Return each line of the material below unchanged, from first to last, but drop the pictures.

▶ [Collected data entries]:
——————————

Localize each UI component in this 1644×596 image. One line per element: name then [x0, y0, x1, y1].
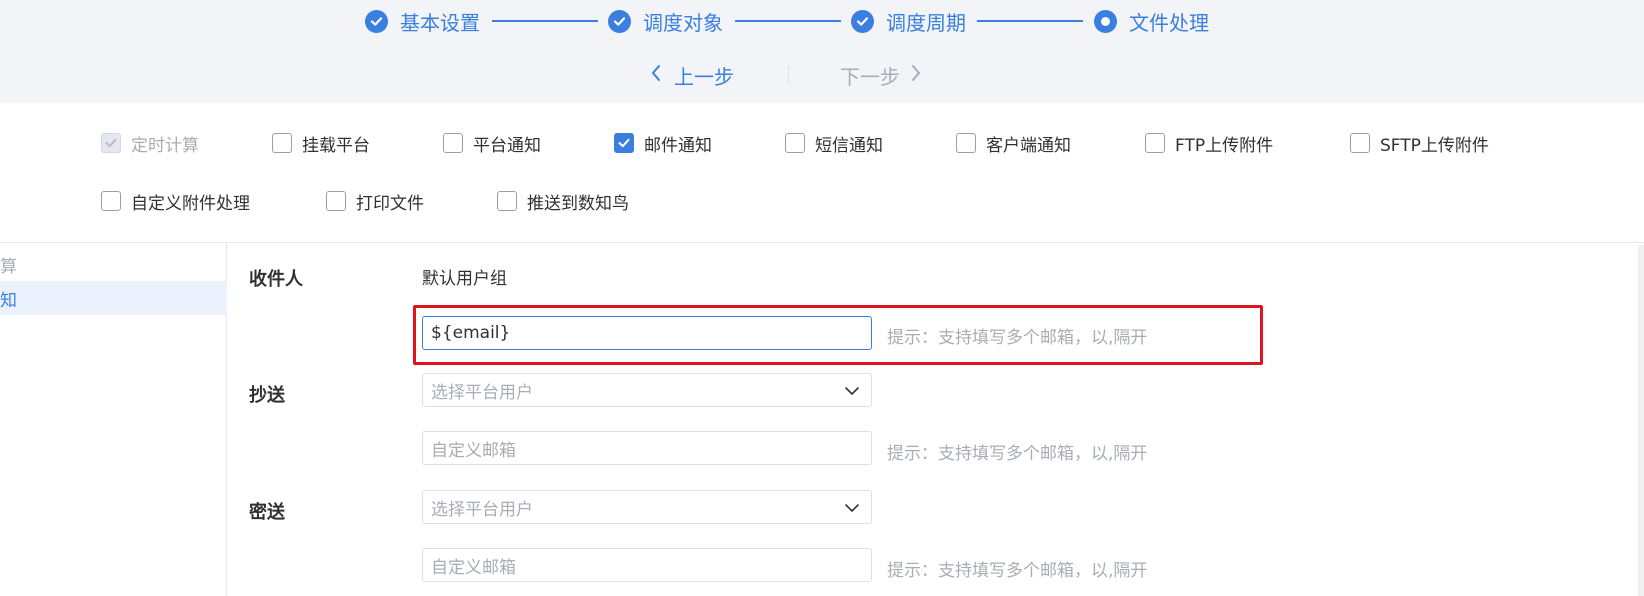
cc-select-placeholder: 选择平台用户: [431, 382, 533, 403]
option-label: 邮件通知: [644, 135, 712, 156]
checkbox-checked[interactable]: [614, 133, 634, 153]
option-platform-notify[interactable]: 平台通知: [443, 131, 541, 156]
checkbox[interactable]: [956, 133, 976, 153]
checkbox[interactable]: [272, 133, 292, 153]
scrollbar[interactable]: [1638, 245, 1644, 596]
option-client-notify[interactable]: 客户端通知: [956, 131, 1071, 156]
option-timed-compute: 定时计算: [101, 131, 199, 156]
step-connector: [492, 20, 598, 22]
option-label: 短信通知: [815, 135, 883, 156]
option-print-file[interactable]: 打印文件: [326, 189, 424, 214]
option-ftp-upload[interactable]: FTP上传附件: [1145, 131, 1274, 156]
bcc-label: 密送: [249, 502, 285, 523]
checkbox-disabled: [101, 133, 121, 153]
checkbox[interactable]: [101, 191, 121, 211]
option-sftp-upload[interactable]: SFTP上传附件: [1350, 131, 1489, 156]
step-schedule-object[interactable]: 调度对象: [608, 8, 723, 35]
checkbox[interactable]: [497, 191, 517, 211]
option-email-notify[interactable]: 邮件通知: [614, 131, 712, 156]
recipient-hint: 提示：支持填写多个邮箱，以,隔开: [887, 328, 1148, 348]
option-label: 客户端通知: [986, 135, 1071, 156]
step-label: 基本设置: [400, 10, 480, 35]
option-push-shuzhiniao[interactable]: 推送到数知鸟: [497, 189, 629, 214]
cc-label: 抄送: [249, 385, 285, 406]
bcc-hint: 提示：支持填写多个邮箱，以,隔开: [887, 561, 1148, 581]
step-label: 调度对象: [643, 10, 723, 35]
checkbox[interactable]: [1145, 133, 1165, 153]
checkbox[interactable]: [326, 191, 346, 211]
option-label: 挂载平台: [302, 135, 370, 156]
cc-hint: 提示：支持填写多个邮箱，以,隔开: [887, 444, 1148, 464]
side-item-timed-compute[interactable]: 算: [0, 247, 227, 281]
chevron-down-icon: [843, 499, 861, 522]
recipient-label: 收件人: [249, 269, 303, 290]
next-step-label: 下一步: [840, 64, 900, 89]
option-mount-platform[interactable]: 挂载平台: [272, 131, 370, 156]
option-label: SFTP上传附件: [1380, 135, 1489, 156]
step-schedule-period[interactable]: 调度周期: [851, 8, 966, 35]
recipient-email-input[interactable]: ${email}: [422, 316, 872, 350]
prev-step-button[interactable]: 上一步: [650, 60, 734, 90]
option-label: 推送到数知鸟: [527, 193, 629, 214]
bcc-email-input[interactable]: 自定义邮箱: [422, 548, 872, 582]
step-basic-settings[interactable]: 基本设置: [365, 8, 480, 35]
cc-user-select[interactable]: 选择平台用户: [422, 373, 872, 407]
option-label: 打印文件: [356, 193, 424, 214]
nav-divider: [788, 66, 789, 84]
current-step-icon: [1094, 9, 1117, 33]
step-label: 文件处理: [1129, 10, 1209, 35]
option-label: 平台通知: [473, 135, 541, 156]
option-label: 自定义附件处理: [131, 193, 250, 214]
checkbox[interactable]: [443, 133, 463, 153]
side-item-email-notify[interactable]: 知: [0, 281, 227, 315]
check-circle-icon: [608, 9, 631, 33]
checkbox[interactable]: [1350, 133, 1370, 153]
prev-step-label: 上一步: [674, 64, 734, 89]
step-header: 基本设置 调度对象 调度周期 文件处理 上一步 下一步: [0, 0, 1644, 103]
option-custom-attachment[interactable]: 自定义附件处理: [101, 189, 250, 214]
step-file-processing[interactable]: 文件处理: [1094, 8, 1209, 35]
chevron-left-icon: [650, 64, 662, 87]
step-connector: [977, 20, 1083, 22]
option-label: FTP上传附件: [1175, 135, 1274, 156]
chevron-right-icon: [910, 64, 922, 87]
check-circle-icon: [365, 9, 388, 33]
chevron-down-icon: [843, 382, 861, 405]
side-item-label: 知: [0, 290, 17, 311]
side-menu: 算 知: [0, 243, 227, 596]
option-label: 定时计算: [131, 135, 199, 156]
bcc-select-placeholder: 选择平台用户: [431, 499, 533, 520]
step-label: 调度周期: [886, 10, 966, 35]
side-item-label: 算: [0, 256, 17, 277]
check-circle-icon: [851, 9, 874, 33]
cc-email-placeholder: 自定义邮箱: [431, 440, 516, 461]
bcc-email-placeholder: 自定义邮箱: [431, 557, 516, 578]
bcc-user-select[interactable]: 选择平台用户: [422, 490, 872, 524]
cc-email-input[interactable]: 自定义邮箱: [422, 431, 872, 465]
checkbox[interactable]: [785, 133, 805, 153]
section-divider: [0, 242, 1644, 243]
recipient-group-value: 默认用户组: [422, 269, 507, 289]
option-sms-notify[interactable]: 短信通知: [785, 131, 883, 156]
next-step-button[interactable]: 下一步: [840, 60, 922, 90]
step-connector: [735, 20, 841, 22]
recipient-email-value: ${email}: [431, 323, 511, 343]
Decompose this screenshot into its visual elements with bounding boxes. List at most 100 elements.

——————————

▶ [Answer below]:
Localize each UI component in this 1644×596 image. One line per element: name then [x0, y0, x1, y1].
cc-select-placeholder: 选择平台用户: [431, 382, 533, 403]
option-label: 邮件通知: [644, 135, 712, 156]
checkbox-checked[interactable]: [614, 133, 634, 153]
option-platform-notify[interactable]: 平台通知: [443, 131, 541, 156]
checkbox[interactable]: [956, 133, 976, 153]
checkbox[interactable]: [272, 133, 292, 153]
scrollbar[interactable]: [1638, 245, 1644, 596]
option-client-notify[interactable]: 客户端通知: [956, 131, 1071, 156]
option-timed-compute: 定时计算: [101, 131, 199, 156]
step-connector: [492, 20, 598, 22]
option-label: 短信通知: [815, 135, 883, 156]
option-print-file[interactable]: 打印文件: [326, 189, 424, 214]
option-ftp-upload[interactable]: FTP上传附件: [1145, 131, 1274, 156]
bcc-label: 密送: [249, 502, 285, 523]
checkbox-disabled: [101, 133, 121, 153]
checkbox[interactable]: [101, 191, 121, 211]
option-sftp-upload[interactable]: SFTP上传附件: [1350, 131, 1489, 156]
step-schedule-object[interactable]: 调度对象: [608, 8, 723, 35]
checkbox[interactable]: [497, 191, 517, 211]
option-email-notify[interactable]: 邮件通知: [614, 131, 712, 156]
recipient-hint: 提示：支持填写多个邮箱，以,隔开: [887, 328, 1148, 348]
option-label: 客户端通知: [986, 135, 1071, 156]
step-label: 基本设置: [400, 10, 480, 35]
option-push-shuzhiniao[interactable]: 推送到数知鸟: [497, 189, 629, 214]
cc-label: 抄送: [249, 385, 285, 406]
bcc-hint: 提示：支持填写多个邮箱，以,隔开: [887, 561, 1148, 581]
step-label: 调度对象: [643, 10, 723, 35]
checkbox[interactable]: [1145, 133, 1165, 153]
checkbox[interactable]: [326, 191, 346, 211]
option-label: 挂载平台: [302, 135, 370, 156]
cc-hint: 提示：支持填写多个邮箱，以,隔开: [887, 444, 1148, 464]
side-item-timed-compute[interactable]: 算: [0, 247, 227, 281]
chevron-down-icon: [843, 499, 861, 522]
recipient-label: 收件人: [249, 269, 303, 290]
next-step-label: 下一步: [840, 64, 900, 89]
option-mount-platform[interactable]: 挂载平台: [272, 131, 370, 156]
option-label: SFTP上传附件: [1380, 135, 1489, 156]
step-schedule-period[interactable]: 调度周期: [851, 8, 966, 35]
recipient-email-input[interactable]: ${email}: [422, 316, 872, 350]
prev-step-button[interactable]: 上一步: [650, 60, 734, 90]
option-label: 推送到数知鸟: [527, 193, 629, 214]
bcc-email-input[interactable]: 自定义邮箱: [422, 548, 872, 582]
step-basic-settings[interactable]: 基本设置: [365, 8, 480, 35]
cc-user-select[interactable]: 选择平台用户: [422, 373, 872, 407]
option-label: 打印文件: [356, 193, 424, 214]
nav-divider: [788, 66, 789, 84]
current-step-icon: [1094, 9, 1117, 33]
step-label: 文件处理: [1129, 10, 1209, 35]
option-label: 平台通知: [473, 135, 541, 156]
option-label: 自定义附件处理: [131, 193, 250, 214]
checkbox[interactable]: [443, 133, 463, 153]
side-item-email-notify[interactable]: 知: [0, 281, 227, 315]
check-circle-icon: [608, 9, 631, 33]
checkbox[interactable]: [1350, 133, 1370, 153]
prev-step-label: 上一步: [674, 64, 734, 89]
step-header: 基本设置 调度对象 调度周期 文件处理 上一步 下一步: [0, 0, 1644, 103]
option-custom-attachment[interactable]: 自定义附件处理: [101, 189, 250, 214]
step-file-processing[interactable]: 文件处理: [1094, 8, 1209, 35]
chevron-left-icon: [650, 64, 662, 87]
step-connector: [977, 20, 1083, 22]
option-label: FTP上传附件: [1175, 135, 1274, 156]
chevron-right-icon: [910, 64, 922, 87]
check-circle-icon: [365, 9, 388, 33]
chevron-down-icon: [843, 382, 861, 405]
side-item-label: 知: [0, 290, 17, 311]
side-menu: 算 知: [0, 243, 227, 596]
option-label: 定时计算: [131, 135, 199, 156]
bcc-select-placeholder: 选择平台用户: [431, 499, 533, 520]
step-label: 调度周期: [886, 10, 966, 35]
side-item-label: 算: [0, 256, 17, 277]
check-circle-icon: [851, 9, 874, 33]
cc-email-placeholder: 自定义邮箱: [431, 440, 516, 461]
bcc-email-placeholder: 自定义邮箱: [431, 557, 516, 578]
bcc-user-select[interactable]: 选择平台用户: [422, 490, 872, 524]
cc-email-input[interactable]: 自定义邮箱: [422, 431, 872, 465]
checkbox[interactable]: [785, 133, 805, 153]
section-divider: [0, 242, 1644, 243]
recipient-group-value: 默认用户组: [422, 269, 507, 289]
option-sms-notify[interactable]: 短信通知: [785, 131, 883, 156]
next-step-button[interactable]: 下一步: [840, 60, 922, 90]
step-connector: [735, 20, 841, 22]
recipient-email-value: ${email}: [431, 323, 511, 343]
Decompose this screenshot into its visual elements with bounding boxes. List at most 100 elements.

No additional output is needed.